Selected extract
———

Yuxian Ye1,2, Kaiqiang Lei1,2, Gaoyang Xu3 and Chunhong Lu1,2*
1Shanghai Frontiers Science Center of Advanced Textiles (Donghua University), Shanghai 201620, China
2College of Textiles, Donghua University, Shanghai 201620, China
3Jiangsu Danmao Textile Co., Ltd, Jiangsu Danyang, 212351, China
*Corresponding author:Chunhong Lu, Shanghai Frontiers Science Center of Advanced Textiles (Donghua University), Shanghai 201620, China
Submission: December 12, 2022; Published: December 21, 2022
ISSN 2578-0271 Volume 7 Issue5
As a major category in textiles, jacquard woven fabrics always draw attention due to their exquisite patterns and brilliant colors. With the rapid development of smart textiles, it is possible to combine jacquard pattern design with functional or smart yarns to yield intelligent textile products with artistic values. To fulfil this goal, thermochromic jacquard woven fabrics have been developed and evaluated. The design process of thermochromic jacquard woven fabrics includes pattern design, weave structure design and process design. Three types of thermochromic jacquard woven fabrics with different weft densities and weave structures were fabricated. The effects of weft densities and weft float lengths on fabric breathability and thermochromic behavior were investigated. The results showed that the breathability of thermochromic jacquard woven fabrics decreased gradually with the increase of weft density and weft float length. Also, the color change time and color recovery time increased gradually with the increase of weft density and weft float length. The design and fabrication of the thermochromic jacquard woven fabric can provide a practical example for the development of smart fabrics with aesthetic values.

———

Element box records
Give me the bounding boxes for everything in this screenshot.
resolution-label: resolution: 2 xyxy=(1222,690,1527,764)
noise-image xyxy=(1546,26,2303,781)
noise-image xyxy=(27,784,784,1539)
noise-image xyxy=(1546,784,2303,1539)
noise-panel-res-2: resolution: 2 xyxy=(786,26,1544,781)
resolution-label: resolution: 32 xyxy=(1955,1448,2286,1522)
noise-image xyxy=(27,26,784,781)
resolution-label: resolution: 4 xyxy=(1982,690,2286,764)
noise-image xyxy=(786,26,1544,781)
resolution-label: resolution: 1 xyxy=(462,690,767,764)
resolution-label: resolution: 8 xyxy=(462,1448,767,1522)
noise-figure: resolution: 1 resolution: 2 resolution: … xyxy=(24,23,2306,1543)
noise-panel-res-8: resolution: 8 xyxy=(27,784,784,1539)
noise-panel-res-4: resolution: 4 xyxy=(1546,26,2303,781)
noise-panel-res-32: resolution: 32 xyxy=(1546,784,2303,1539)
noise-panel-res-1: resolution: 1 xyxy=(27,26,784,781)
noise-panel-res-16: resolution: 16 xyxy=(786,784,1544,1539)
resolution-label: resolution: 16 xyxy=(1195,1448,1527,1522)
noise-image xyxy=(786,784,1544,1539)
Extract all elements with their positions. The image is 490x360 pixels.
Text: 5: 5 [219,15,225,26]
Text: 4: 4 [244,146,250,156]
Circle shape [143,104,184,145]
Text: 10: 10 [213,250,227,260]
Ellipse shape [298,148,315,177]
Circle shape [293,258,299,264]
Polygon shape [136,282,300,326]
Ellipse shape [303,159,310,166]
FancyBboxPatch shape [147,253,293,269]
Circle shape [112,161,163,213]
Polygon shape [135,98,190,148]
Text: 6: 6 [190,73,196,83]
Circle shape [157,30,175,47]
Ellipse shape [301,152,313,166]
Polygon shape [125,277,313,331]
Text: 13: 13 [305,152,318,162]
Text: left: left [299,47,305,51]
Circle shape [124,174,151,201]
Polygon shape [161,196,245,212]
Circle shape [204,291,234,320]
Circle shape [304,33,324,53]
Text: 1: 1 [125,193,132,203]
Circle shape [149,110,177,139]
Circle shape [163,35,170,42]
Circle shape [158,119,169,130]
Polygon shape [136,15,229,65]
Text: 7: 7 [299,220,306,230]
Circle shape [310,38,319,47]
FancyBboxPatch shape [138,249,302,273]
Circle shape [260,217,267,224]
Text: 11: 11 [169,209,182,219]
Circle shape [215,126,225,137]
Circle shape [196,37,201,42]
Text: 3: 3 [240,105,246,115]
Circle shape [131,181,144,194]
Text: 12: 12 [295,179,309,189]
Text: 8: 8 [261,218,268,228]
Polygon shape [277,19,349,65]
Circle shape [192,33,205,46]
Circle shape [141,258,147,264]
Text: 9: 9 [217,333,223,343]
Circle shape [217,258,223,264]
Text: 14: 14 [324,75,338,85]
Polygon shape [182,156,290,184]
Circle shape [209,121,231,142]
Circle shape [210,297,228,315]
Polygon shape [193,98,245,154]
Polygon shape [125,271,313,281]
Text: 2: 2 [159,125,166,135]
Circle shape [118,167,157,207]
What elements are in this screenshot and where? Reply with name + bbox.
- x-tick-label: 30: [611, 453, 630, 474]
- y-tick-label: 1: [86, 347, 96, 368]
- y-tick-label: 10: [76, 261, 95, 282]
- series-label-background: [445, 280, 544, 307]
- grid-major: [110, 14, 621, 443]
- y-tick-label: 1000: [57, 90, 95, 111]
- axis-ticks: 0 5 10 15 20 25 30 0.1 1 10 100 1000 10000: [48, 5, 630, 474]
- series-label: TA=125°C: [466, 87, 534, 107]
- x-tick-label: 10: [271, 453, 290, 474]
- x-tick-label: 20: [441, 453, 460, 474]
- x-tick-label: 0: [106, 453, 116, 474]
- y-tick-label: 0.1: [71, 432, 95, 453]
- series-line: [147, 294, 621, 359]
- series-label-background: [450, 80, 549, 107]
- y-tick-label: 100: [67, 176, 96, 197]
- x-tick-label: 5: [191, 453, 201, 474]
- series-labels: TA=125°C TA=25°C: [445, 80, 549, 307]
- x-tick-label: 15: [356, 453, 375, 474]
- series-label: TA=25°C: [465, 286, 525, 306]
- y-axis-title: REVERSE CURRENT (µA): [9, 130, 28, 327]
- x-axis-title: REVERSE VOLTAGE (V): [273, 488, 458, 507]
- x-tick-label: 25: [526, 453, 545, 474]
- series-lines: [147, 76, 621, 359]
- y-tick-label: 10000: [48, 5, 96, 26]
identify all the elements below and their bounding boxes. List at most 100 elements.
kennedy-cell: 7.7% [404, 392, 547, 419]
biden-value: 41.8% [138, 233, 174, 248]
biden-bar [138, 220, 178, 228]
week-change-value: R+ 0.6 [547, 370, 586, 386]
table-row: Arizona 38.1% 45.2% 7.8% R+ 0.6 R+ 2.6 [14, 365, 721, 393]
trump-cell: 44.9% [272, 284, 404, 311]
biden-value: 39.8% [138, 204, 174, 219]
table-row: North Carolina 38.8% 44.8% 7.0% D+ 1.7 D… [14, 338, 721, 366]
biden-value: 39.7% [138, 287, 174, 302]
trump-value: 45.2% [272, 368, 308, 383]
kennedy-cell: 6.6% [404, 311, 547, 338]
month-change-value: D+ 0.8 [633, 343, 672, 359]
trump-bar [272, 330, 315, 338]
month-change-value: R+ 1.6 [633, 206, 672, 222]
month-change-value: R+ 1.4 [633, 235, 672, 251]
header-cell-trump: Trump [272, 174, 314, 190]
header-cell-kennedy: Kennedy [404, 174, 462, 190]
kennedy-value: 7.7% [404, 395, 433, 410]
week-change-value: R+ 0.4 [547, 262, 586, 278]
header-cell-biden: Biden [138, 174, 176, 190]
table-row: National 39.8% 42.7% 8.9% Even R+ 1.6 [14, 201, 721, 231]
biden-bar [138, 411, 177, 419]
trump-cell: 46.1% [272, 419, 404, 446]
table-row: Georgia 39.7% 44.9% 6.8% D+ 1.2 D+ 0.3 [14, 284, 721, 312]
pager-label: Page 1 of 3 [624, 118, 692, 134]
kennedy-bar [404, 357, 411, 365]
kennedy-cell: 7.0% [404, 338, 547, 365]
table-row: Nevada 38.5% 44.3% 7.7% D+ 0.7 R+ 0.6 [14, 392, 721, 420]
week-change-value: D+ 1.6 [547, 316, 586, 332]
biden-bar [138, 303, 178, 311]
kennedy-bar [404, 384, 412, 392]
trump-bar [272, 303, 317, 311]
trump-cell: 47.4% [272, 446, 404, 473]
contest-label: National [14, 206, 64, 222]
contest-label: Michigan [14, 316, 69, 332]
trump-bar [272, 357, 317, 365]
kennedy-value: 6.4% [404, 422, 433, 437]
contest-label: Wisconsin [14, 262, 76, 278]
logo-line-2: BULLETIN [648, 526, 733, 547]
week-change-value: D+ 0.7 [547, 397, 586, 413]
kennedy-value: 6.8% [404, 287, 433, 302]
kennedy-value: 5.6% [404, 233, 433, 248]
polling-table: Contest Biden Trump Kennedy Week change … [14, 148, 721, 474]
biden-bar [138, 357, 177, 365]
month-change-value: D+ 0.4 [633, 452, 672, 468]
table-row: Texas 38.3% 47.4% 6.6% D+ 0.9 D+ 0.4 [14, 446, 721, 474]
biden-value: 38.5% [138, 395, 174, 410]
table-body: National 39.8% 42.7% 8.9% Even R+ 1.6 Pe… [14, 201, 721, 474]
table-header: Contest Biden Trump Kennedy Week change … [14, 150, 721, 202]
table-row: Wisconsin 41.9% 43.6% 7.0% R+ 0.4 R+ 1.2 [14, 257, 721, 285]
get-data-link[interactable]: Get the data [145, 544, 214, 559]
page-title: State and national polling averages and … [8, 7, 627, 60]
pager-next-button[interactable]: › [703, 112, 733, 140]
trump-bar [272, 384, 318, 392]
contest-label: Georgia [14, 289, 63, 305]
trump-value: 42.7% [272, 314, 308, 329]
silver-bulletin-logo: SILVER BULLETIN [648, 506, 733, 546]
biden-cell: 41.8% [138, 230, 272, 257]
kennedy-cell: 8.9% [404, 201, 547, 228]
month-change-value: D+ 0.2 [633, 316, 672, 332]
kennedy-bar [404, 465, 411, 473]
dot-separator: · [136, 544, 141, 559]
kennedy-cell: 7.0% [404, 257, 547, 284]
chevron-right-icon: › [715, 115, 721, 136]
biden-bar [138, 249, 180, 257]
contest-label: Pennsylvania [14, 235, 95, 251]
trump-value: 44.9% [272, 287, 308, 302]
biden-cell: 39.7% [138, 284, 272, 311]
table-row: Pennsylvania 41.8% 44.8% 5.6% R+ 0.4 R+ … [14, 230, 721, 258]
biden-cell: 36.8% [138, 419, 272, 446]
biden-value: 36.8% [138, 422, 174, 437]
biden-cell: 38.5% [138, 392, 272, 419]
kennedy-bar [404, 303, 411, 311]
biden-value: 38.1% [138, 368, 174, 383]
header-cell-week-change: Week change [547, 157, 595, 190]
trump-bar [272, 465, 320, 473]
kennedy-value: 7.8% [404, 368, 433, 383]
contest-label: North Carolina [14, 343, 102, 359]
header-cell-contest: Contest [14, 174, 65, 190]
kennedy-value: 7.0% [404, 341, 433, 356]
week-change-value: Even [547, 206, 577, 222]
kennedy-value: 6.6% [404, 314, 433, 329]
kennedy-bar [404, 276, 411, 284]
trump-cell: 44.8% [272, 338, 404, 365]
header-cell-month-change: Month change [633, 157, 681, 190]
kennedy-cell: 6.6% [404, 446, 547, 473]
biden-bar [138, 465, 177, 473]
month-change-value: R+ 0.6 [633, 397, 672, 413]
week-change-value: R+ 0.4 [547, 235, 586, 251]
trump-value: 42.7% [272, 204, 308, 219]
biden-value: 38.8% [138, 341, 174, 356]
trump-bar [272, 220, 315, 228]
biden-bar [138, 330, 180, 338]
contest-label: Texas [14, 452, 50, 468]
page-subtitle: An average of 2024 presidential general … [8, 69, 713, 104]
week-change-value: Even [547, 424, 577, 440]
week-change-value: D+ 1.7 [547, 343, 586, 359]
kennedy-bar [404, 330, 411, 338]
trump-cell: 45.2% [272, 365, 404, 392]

———

Stated exercise
How would you condense the paragraph in the thermochromic jacquard fabric abstract that begins "As a major category in textiles" into a short list that keeps its main facts?

Response
- Jacquard woven fabrics are valued for their exquisite patterns and brilliant colors.
- Smart textiles make it possible to combine jacquard pattern design with functional or smart yarns, producing intelligent products with artistic value.
- To that end, thermochromic jacquard woven fabrics were developed and evaluated.
- The design process covered pattern design, weave structure design and process design.
- Three types were fabricated with different weft densities and weave structures.
- The study examined how weft density and weft float length affect breathability and thermochromic behavior.
- Breathability decreased as weft density and weft float length increased.
- Color change time and color recovery time increased as weft density and weft float length increased.
- The work offers a practical example for developing smart fabrics with aesthetic value.